* [AUFGABEN]
1 > Beantworte diese Fragen zum Text über Pflanzkübel im Ufergraben:
(a) Was würde der erste Schreiber anstelle der Kübel mit Erde nehmen?
(b) In was für Kies kommt bei Frank 69 im Teich alles?
(c) Was ist laut Frank 69 für den Ufergraben geplant?
2 > Führe den Text über Pflanzkübel im Ufergraben nach seinem letzten Satz weiter.

* [ARTIKEL]

================

Anstatt der Kübel mit Erde, würde ich eher "Bäckerkisten" mit Kies, Sand, Blähton... nehmen.
Erde geht gar nicht, wenn man kein total grünes Wasser haben will. (Ich habe das schon getestet )
Die Pflanzen stehen bei mir nun ohne oder nur mit Kies/Blähton im Wasser.
Die sollen sich ja die Nährstoffe aus dem Wasser holen und nicht aus der Erde.


----------



## Frank 69 (13. Apr. 2012)

*AW: Pflanzkübel im Ufergraben*

Hallo Jörg 

Im Teich kommt alles nur in 0-4 mm Kies mit Lehm es geht um den Ufergraben geplant ist Mutterboden und oben drauf Blumenerde.


----------



## Joerg (13. Apr. 2012)

*AW: Pflanzkübel im Ufergraben*

Frank,
Kies ist in Ordnung.

================

* [GEGEBENE EINTRÄGE]

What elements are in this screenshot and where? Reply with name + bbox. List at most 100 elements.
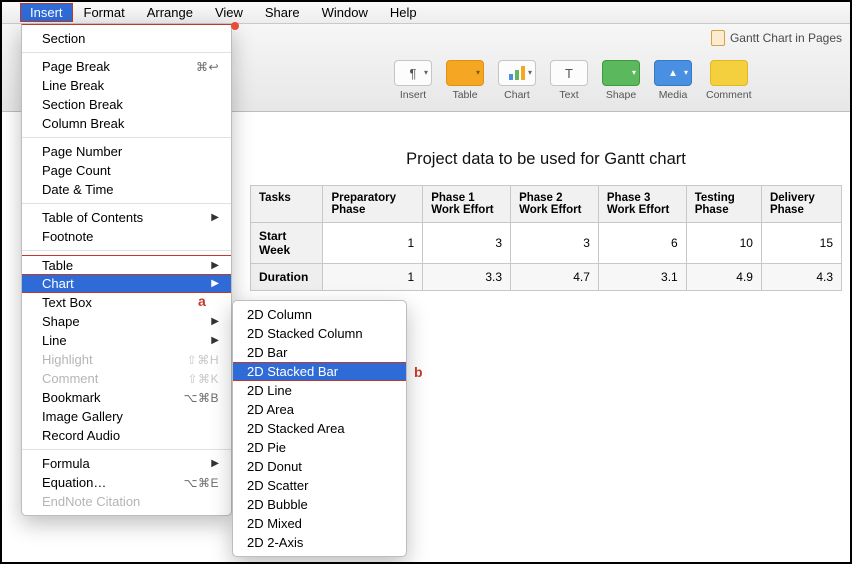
column-header: Phase 3 Work Effort: [598, 186, 686, 223]
menu-shortcut: ⌥⌘B: [184, 391, 219, 405]
chart-type-2d-mixed[interactable]: 2D Mixed: [233, 514, 406, 533]
menu-item-footnote[interactable]: Footnote: [22, 227, 231, 246]
menu-item-section-break[interactable]: Section Break: [22, 95, 231, 114]
chart-type-2d-2-axis[interactable]: 2D 2-Axis: [233, 533, 406, 552]
chart-type-2d-area[interactable]: 2D Area: [233, 400, 406, 419]
menu-item-label: Shape: [42, 314, 80, 329]
chart-type-2d-line[interactable]: 2D Line: [233, 381, 406, 400]
menu-item-page-count[interactable]: Page Count: [22, 161, 231, 180]
chart-type-2d-stacked-column[interactable]: 2D Stacked Column: [233, 324, 406, 343]
menu-item-chart[interactable]: Chart ▶: [22, 274, 231, 293]
chart-type-2d-donut[interactable]: 2D Donut: [233, 457, 406, 476]
shape-icon: ▾: [602, 60, 640, 86]
chart-type-2d-column[interactable]: 2D Column: [233, 305, 406, 324]
submenu-arrow-icon: ▶: [211, 316, 219, 327]
menu-item-label: Page Break: [42, 59, 110, 74]
menu-item-equation-[interactable]: Equation…⌥⌘E: [22, 473, 231, 492]
menu-shortcut: ⇧⌘K: [187, 372, 219, 386]
menu-item-highlight: Highlight⇧⌘H: [22, 350, 231, 369]
column-header: Phase 1 Work Effort: [423, 186, 511, 223]
table-cell: 3: [423, 223, 511, 264]
window-title-row: Gantt Chart in Pages: [711, 30, 842, 46]
menu-item-label: Chart: [42, 276, 74, 291]
menu-item-label: Page Count: [42, 163, 111, 178]
menu-item-label: Highlight: [42, 352, 93, 367]
menu-help[interactable]: Help: [379, 3, 428, 22]
toolbar-table-button[interactable]: ▾Table: [446, 60, 484, 101]
submenu-arrow-icon: ▶: [211, 278, 219, 289]
menu-item-label: Page Number: [42, 144, 122, 159]
menu-item-label: EndNote Citation: [42, 494, 140, 509]
submenu-arrow-icon: ▶: [211, 212, 219, 223]
menu-view[interactable]: View: [204, 3, 254, 22]
chart-type-2d-stacked-area[interactable]: 2D Stacked Area: [233, 419, 406, 438]
menu-item-page-break[interactable]: Page Break ⌘↩: [22, 57, 231, 76]
toolbar-label: Text: [559, 89, 578, 101]
menu-item-record-audio[interactable]: Record Audio: [22, 426, 231, 445]
menu-separator: [22, 203, 231, 204]
menu-item-section[interactable]: Section: [22, 29, 231, 48]
menu-item-line-break[interactable]: Line Break: [22, 76, 231, 95]
menu-item-label: Formula: [42, 456, 90, 471]
menubar: InsertFormatArrangeViewShareWindowHelp: [2, 2, 850, 24]
chart-type-2d-scatter[interactable]: 2D Scatter: [233, 476, 406, 495]
chart-icon: ▾: [498, 60, 536, 86]
toolbar-media-button[interactable]: ▲▾Media: [654, 60, 692, 101]
menu-item-line[interactable]: Line▶: [22, 331, 231, 350]
table-cell: 15: [761, 223, 841, 264]
menu-shortcut: ⌘↩: [196, 60, 219, 74]
menu-item-label: Image Gallery: [42, 409, 123, 424]
comment-icon: [710, 60, 748, 86]
chart-type-2d-bubble[interactable]: 2D Bubble: [233, 495, 406, 514]
menu-item-image-gallery[interactable]: Image Gallery: [22, 407, 231, 426]
menu-share[interactable]: Share: [254, 3, 311, 22]
chart-type-2d-bar[interactable]: 2D Bar: [233, 343, 406, 362]
annotation-label-a: a: [198, 293, 206, 309]
menu-arrange[interactable]: Arrange: [136, 3, 204, 22]
menu-item-label: Text Box: [42, 295, 92, 310]
chart-type-2d-pie[interactable]: 2D Pie: [233, 438, 406, 457]
toolbar-insert-button[interactable]: ¶▾Insert: [394, 60, 432, 101]
menu-item-label: Equation…: [42, 475, 106, 490]
column-header: Testing Phase: [686, 186, 761, 223]
menu-item-table-of-contents[interactable]: Table of Contents▶: [22, 208, 231, 227]
menu-item-formula[interactable]: Formula ▶: [22, 454, 231, 473]
menu-item-shape[interactable]: Shape ▶: [22, 312, 231, 331]
table-cell: 6: [598, 223, 686, 264]
media-icon: ▲▾: [654, 60, 692, 86]
menu-item-label: Table: [42, 258, 73, 273]
toolbar-buttons: ¶▾Insert ▾Table ▾Chart TText ▾ Shape ▲▾Media Co…: [394, 60, 752, 101]
toolbar-label: Shape: [606, 89, 636, 101]
table-cell: 4.7: [511, 264, 599, 291]
column-header: Preparatory Phase: [323, 186, 423, 223]
menu-item-page-number[interactable]: Page Number: [22, 142, 231, 161]
menu-format[interactable]: Format: [73, 3, 136, 22]
toolbar-text-button[interactable]: TText: [550, 60, 588, 101]
menu-item-comment: Comment⇧⌘K: [22, 369, 231, 388]
window-title: Gantt Chart in Pages: [730, 31, 842, 45]
table-cell: 4.9: [686, 264, 761, 291]
toolbar-chart-button[interactable]: ▾Chart: [498, 60, 536, 101]
table-cell: 1: [323, 223, 423, 264]
table-header-row: TasksPreparatory PhasePhase 1 Work Effor…: [251, 186, 842, 223]
menu-item-date-time[interactable]: Date & Time: [22, 180, 231, 199]
toolbar-label: Insert: [400, 89, 426, 101]
submenu-arrow-icon: ▶: [211, 458, 219, 469]
toolbar-label: Comment: [706, 89, 752, 101]
menu-item-bookmark[interactable]: Bookmark⌥⌘B: [22, 388, 231, 407]
menu-item-label: Line Break: [42, 78, 104, 93]
menu-insert[interactable]: Insert: [20, 3, 73, 22]
menu-window[interactable]: Window: [311, 3, 379, 22]
chart-submenu: 2D Column2D Stacked Column2D Bar2D Stack…: [232, 300, 407, 557]
menu-item-label: Date & Time: [42, 182, 114, 197]
table-cell: 3.1: [598, 264, 686, 291]
toolbar-shape-button[interactable]: ▾ Shape: [602, 60, 640, 101]
table-cell: 3.3: [423, 264, 511, 291]
chart-type-2d-stacked-bar[interactable]: 2D Stacked Bar: [233, 362, 406, 381]
toolbar-comment-button[interactable]: Comment: [706, 60, 752, 101]
menu-separator: [22, 52, 231, 53]
table-cell: 3: [511, 223, 599, 264]
table-cell: 1: [323, 264, 423, 291]
menu-item-column-break[interactable]: Column Break: [22, 114, 231, 133]
menu-item-table[interactable]: Table▶: [22, 255, 231, 274]
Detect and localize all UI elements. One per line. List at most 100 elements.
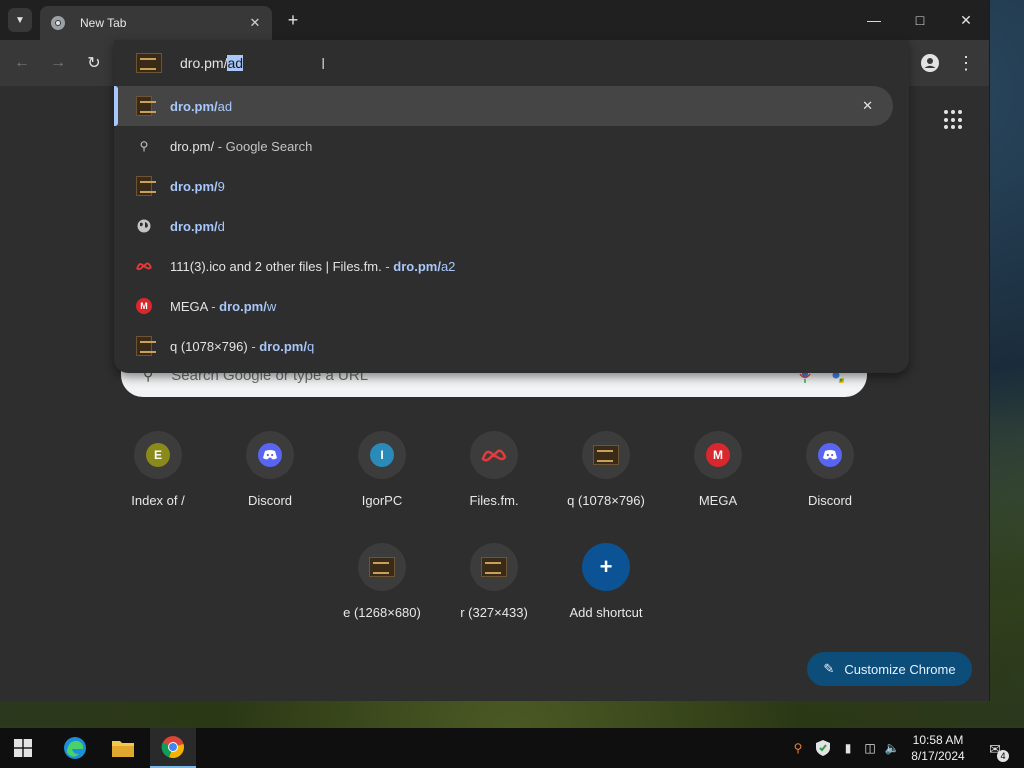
site-thumbnail-icon xyxy=(136,96,156,116)
shortcut-filesfm[interactable]: Files.fm. xyxy=(438,431,550,531)
maximize-button[interactable]: □ xyxy=(897,0,943,40)
shortcut-discord-2[interactable]: Discord xyxy=(774,431,886,531)
search-tray-icon[interactable]: ⚲ xyxy=(790,740,806,756)
shortcut-label: MEGA xyxy=(698,493,738,508)
suggestion-text: dro.pm/9 xyxy=(170,178,225,194)
notification-count: 4 xyxy=(997,750,1009,762)
back-button[interactable]: ← xyxy=(10,51,34,75)
tab-strip: ▼ New Tab ✕ + — □ ✕ xyxy=(0,0,989,40)
omnibox-input[interactable]: dro.pm/ad xyxy=(180,55,244,71)
customize-chrome-label: Customize Chrome xyxy=(844,661,956,677)
volume-muted-icon[interactable]: 🔈 xyxy=(884,740,900,756)
suggestion-row[interactable]: dro.pm/ad ✕ xyxy=(114,86,893,126)
close-window-button[interactable]: ✕ xyxy=(943,0,989,40)
add-shortcut-button[interactable]: + Add shortcut xyxy=(550,543,662,643)
google-apps-icon[interactable] xyxy=(944,110,964,130)
suggestion-text: dro.pm/ad xyxy=(170,98,233,114)
shortcut-label: Index of / xyxy=(131,493,185,508)
suggestion-text: MEGA - dro.pm/w xyxy=(170,298,277,314)
chrome-taskbar-button[interactable] xyxy=(150,728,196,768)
shortcut-icon-circle xyxy=(582,431,630,479)
omnibox[interactable]: dro.pm/ad I xyxy=(114,40,909,86)
shortcut-index-of[interactable]: E Index of / xyxy=(102,431,214,531)
shortcut-discord[interactable]: Discord xyxy=(214,431,326,531)
tab-title: New Tab xyxy=(80,16,127,30)
suggestion-text: dro.pm/d xyxy=(170,218,225,234)
tab-new-tab[interactable]: New Tab ✕ xyxy=(40,6,272,40)
globe-icon xyxy=(137,219,151,233)
suggestion-row[interactable]: q (1078×796) - dro.pm/q xyxy=(114,326,909,366)
shortcut-icon-circle xyxy=(470,431,518,479)
letter-e-icon: E xyxy=(146,443,170,467)
shortcut-label: Add shortcut xyxy=(569,605,643,620)
discord-icon xyxy=(818,443,842,467)
customize-chrome-button[interactable]: ✎ Customize Chrome xyxy=(807,652,972,686)
suggestion-row[interactable]: dro.pm/d xyxy=(114,206,909,246)
reload-button[interactable]: ↻ xyxy=(82,51,106,75)
minimize-button[interactable]: — xyxy=(851,0,897,40)
shortcut-icon-circle: E xyxy=(134,431,182,479)
clock-date: 8/17/2024 xyxy=(911,749,965,763)
shortcut-e-image[interactable]: e (1268×680) xyxy=(326,543,438,643)
omnibox-selected-completion: ad xyxy=(227,55,244,71)
tab-search-button[interactable]: ▼ xyxy=(8,8,32,32)
shortcut-icon-circle xyxy=(806,431,854,479)
network-icon[interactable]: ◫ xyxy=(862,740,878,756)
shortcut-igorpc[interactable]: I IgorPC xyxy=(326,431,438,531)
omnibox-typed-text: dro.pm/ xyxy=(180,55,228,71)
text-cursor-icon: I xyxy=(321,56,326,73)
discord-icon xyxy=(258,443,282,467)
notification-center-button[interactable]: ✉ 4 xyxy=(984,738,1009,762)
shortcut-label: e (1268×680) xyxy=(343,605,421,620)
shortcut-r-image[interactable]: r (327×433) xyxy=(438,543,550,643)
new-tab-button[interactable]: + xyxy=(282,9,304,31)
pencil-icon: ✎ xyxy=(823,661,835,676)
suggestion-row[interactable]: 111(3).ico and 2 other files | Files.fm.… xyxy=(114,246,909,286)
system-clock[interactable]: 10:58 AM 8/17/2024 xyxy=(906,732,970,764)
shortcut-icon-circle: M xyxy=(694,431,742,479)
shortcut-label: Discord xyxy=(807,493,853,508)
suggestion-text: q (1078×796) - dro.pm/q xyxy=(170,338,315,354)
file-explorer-taskbar-button[interactable] xyxy=(100,728,146,768)
chrome-window: ▼ New Tab ✕ + — □ ✕ ← → ↻ ⋮ ⚲ Search Goo… xyxy=(0,0,990,701)
profile-button[interactable] xyxy=(918,51,942,75)
suggestion-text: 111(3).ico and 2 other files | Files.fm.… xyxy=(170,258,456,274)
shortcut-icon-circle xyxy=(246,431,294,479)
tab-close-icon[interactable]: ✕ xyxy=(246,14,264,32)
shortcut-label: Discord xyxy=(247,493,293,508)
start-button[interactable] xyxy=(0,728,46,768)
shortcut-q-image[interactable]: q (1078×796) xyxy=(550,431,662,531)
site-thumbnail-icon xyxy=(136,53,162,73)
shortcut-label: Files.fm. xyxy=(469,493,519,508)
suggestion-row[interactable]: M MEGA - dro.pm/w xyxy=(114,286,909,326)
chrome-icon xyxy=(51,16,65,30)
suggestion-row[interactable]: dro.pm/9 xyxy=(114,166,909,206)
chevron-down-icon: ▼ xyxy=(15,14,25,26)
folder-icon xyxy=(112,741,134,757)
site-thumbnail-icon xyxy=(136,336,156,356)
edge-taskbar-button[interactable] xyxy=(52,728,98,768)
windows-icon xyxy=(14,739,32,757)
site-thumbnail-icon xyxy=(369,557,395,577)
chrome-icon xyxy=(161,736,184,759)
security-shield-icon[interactable] xyxy=(815,740,831,756)
remove-suggestion-icon[interactable]: ✕ xyxy=(862,98,873,114)
suggestion-row[interactable]: ⚲ dro.pm/ - Google Search xyxy=(114,126,909,166)
shortcut-mega[interactable]: M MEGA xyxy=(662,431,774,531)
site-thumbnail-icon xyxy=(136,176,156,196)
edge-icon xyxy=(64,737,86,759)
letter-i-icon: I xyxy=(370,443,394,467)
mega-icon: M xyxy=(706,443,730,467)
clock-time: 10:58 AM xyxy=(912,733,964,747)
plus-icon: + xyxy=(599,554,613,579)
shortcut-label: IgorPC xyxy=(361,493,403,508)
shortcut-icon-circle: I xyxy=(358,431,406,479)
taskbar: ⚲ ▮ ◫ 🔈 10:58 AM 8/17/2024 ✉ 4 xyxy=(0,728,1024,768)
shortcut-icon-circle: + xyxy=(582,543,630,591)
omnibox-dropdown: dro.pm/ad I dro.pm/ad ✕ ⚲ dro.pm/ - Goog… xyxy=(114,40,909,373)
shortcut-label: r (327×433) xyxy=(460,605,528,620)
forward-button[interactable]: → xyxy=(46,51,70,75)
usb-device-icon[interactable]: ▮ xyxy=(840,740,856,756)
site-thumbnail-icon xyxy=(593,445,619,465)
chrome-menu-button[interactable]: ⋮ xyxy=(954,51,978,75)
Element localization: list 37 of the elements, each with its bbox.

================

* [ANTWORTEN]
1 >
(a) "Bäckerkisten" mit Kies, Sand, Blähton.
(b) In 0-4 mm Kies mit Lehm.
(c) Mutterboden und oben drauf Blumenerde.

2 >
Lehm nehme ich nun auch mit Sand nur für die Seerose.

Mutterboden oder Blumenerde (Auch Teichpflanzenerde) nie mehr.
So grün möchtest du es im Teich dann auch nicht haben. 

Ich dachte auch mal die armen Pflanzen brauchen ja Erde.
Das war ein Trugschluss.  
Die holen sich schon das was sie brauchen aus dem Wasser.

Bevor du das machst, frag bei Werner (Nymphaion) mal nach.


----------



## Piddel (14. Apr. 2012)

*AW: Pflanzkübel im Ufergraben*



Frank 69 schrieb:


> Reisenchinaschilf wäre auch eine alternative aber ich hab erstmal  keine Lust mehr zu Buddeln wegen Rizonomsperre.



Moin Frank,
wirst doch nicht etwa schlapp machen.... ...die paar Schippen noch oder später.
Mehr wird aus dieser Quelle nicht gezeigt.